Write out all the entries word for word, but skip any images.
start Supplied information
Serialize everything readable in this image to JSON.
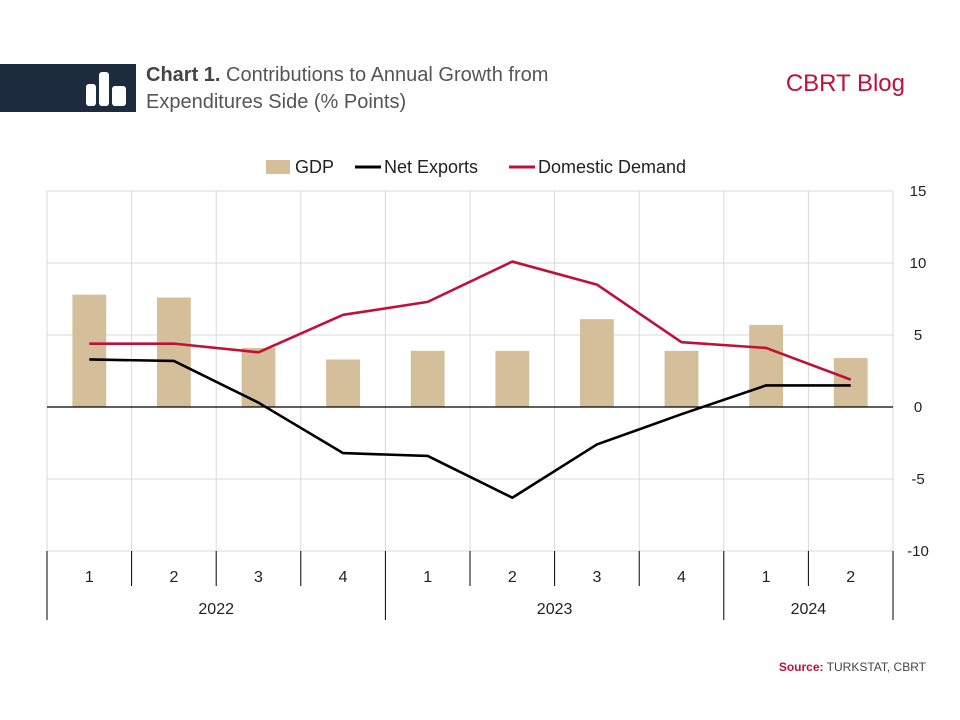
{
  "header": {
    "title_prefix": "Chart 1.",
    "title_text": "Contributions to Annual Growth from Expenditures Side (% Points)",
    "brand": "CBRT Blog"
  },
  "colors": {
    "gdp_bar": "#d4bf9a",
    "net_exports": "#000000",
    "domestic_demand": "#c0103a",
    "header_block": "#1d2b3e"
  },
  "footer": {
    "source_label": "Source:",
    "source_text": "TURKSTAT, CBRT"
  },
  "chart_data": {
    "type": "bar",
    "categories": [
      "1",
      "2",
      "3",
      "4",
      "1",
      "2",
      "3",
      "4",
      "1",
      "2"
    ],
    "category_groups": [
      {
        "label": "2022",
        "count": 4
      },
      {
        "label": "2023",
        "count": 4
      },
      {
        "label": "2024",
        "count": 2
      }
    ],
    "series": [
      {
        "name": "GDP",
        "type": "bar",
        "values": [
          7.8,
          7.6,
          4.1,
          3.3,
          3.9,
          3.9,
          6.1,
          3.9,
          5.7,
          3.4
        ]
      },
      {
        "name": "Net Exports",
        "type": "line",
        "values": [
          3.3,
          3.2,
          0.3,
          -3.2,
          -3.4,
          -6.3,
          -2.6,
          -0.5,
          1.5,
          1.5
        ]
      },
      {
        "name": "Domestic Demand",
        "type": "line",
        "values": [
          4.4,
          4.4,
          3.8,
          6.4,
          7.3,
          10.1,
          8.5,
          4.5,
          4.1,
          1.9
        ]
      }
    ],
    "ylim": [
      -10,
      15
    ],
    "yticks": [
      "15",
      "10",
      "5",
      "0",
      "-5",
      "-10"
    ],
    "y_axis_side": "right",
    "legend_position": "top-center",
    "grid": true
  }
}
end Supplied information
Written response
Serialize everything readable in this image to JSON.
{
  "header": {
    "title_prefix": "Chart 1.",
    "title_text": "Contributions to Annual Growth from Expenditures Side (% Points)",
    "brand": "CBRT Blog"
  },
  "colors": {
    "gdp_bar": "#d4bf9a",
    "net_exports": "#000000",
    "domestic_demand": "#c0103a",
    "header_block": "#1d2b3e"
  },
  "footer": {
    "source_label": "Source:",
    "source_text": "TURKSTAT, CBRT"
  },
  "chart_data": {
    "type": "bar",
    "categories": [
      "1",
      "2",
      "3",
      "4",
      "1",
      "2",
      "3",
      "4",
      "1",
      "2"
    ],
    "category_groups": [
      {
        "label": "2022",
        "count": 4
      },
      {
        "label": "2023",
        "count": 4
      },
      {
        "label": "2024",
        "count": 2
      }
    ],
    "series": [
      {
        "name": "GDP",
        "type": "bar",
        "values": [
          7.8,
          7.6,
          4.1,
          3.3,
          3.9,
          3.9,
          6.1,
          3.9,
          5.7,
          3.4
        ]
      },
      {
        "name": "Net Exports",
        "type": "line",
        "values": [
          3.3,
          3.2,
          0.3,
          -3.2,
          -3.4,
          -6.3,
          -2.6,
          -0.5,
          1.5,
          1.5
        ]
      },
      {
        "name": "Domestic Demand",
        "type": "line",
        "values": [
          4.4,
          4.4,
          3.8,
          6.4,
          7.3,
          10.1,
          8.5,
          4.5,
          4.1,
          1.9
        ]
      }
    ],
    "ylim": [
      -10,
      15
    ],
    "yticks": [
      "15",
      "10",
      "5",
      "0",
      "-5",
      "-10"
    ],
    "y_axis_side": "right",
    "legend_position": "top-center",
    "grid": true
  }
}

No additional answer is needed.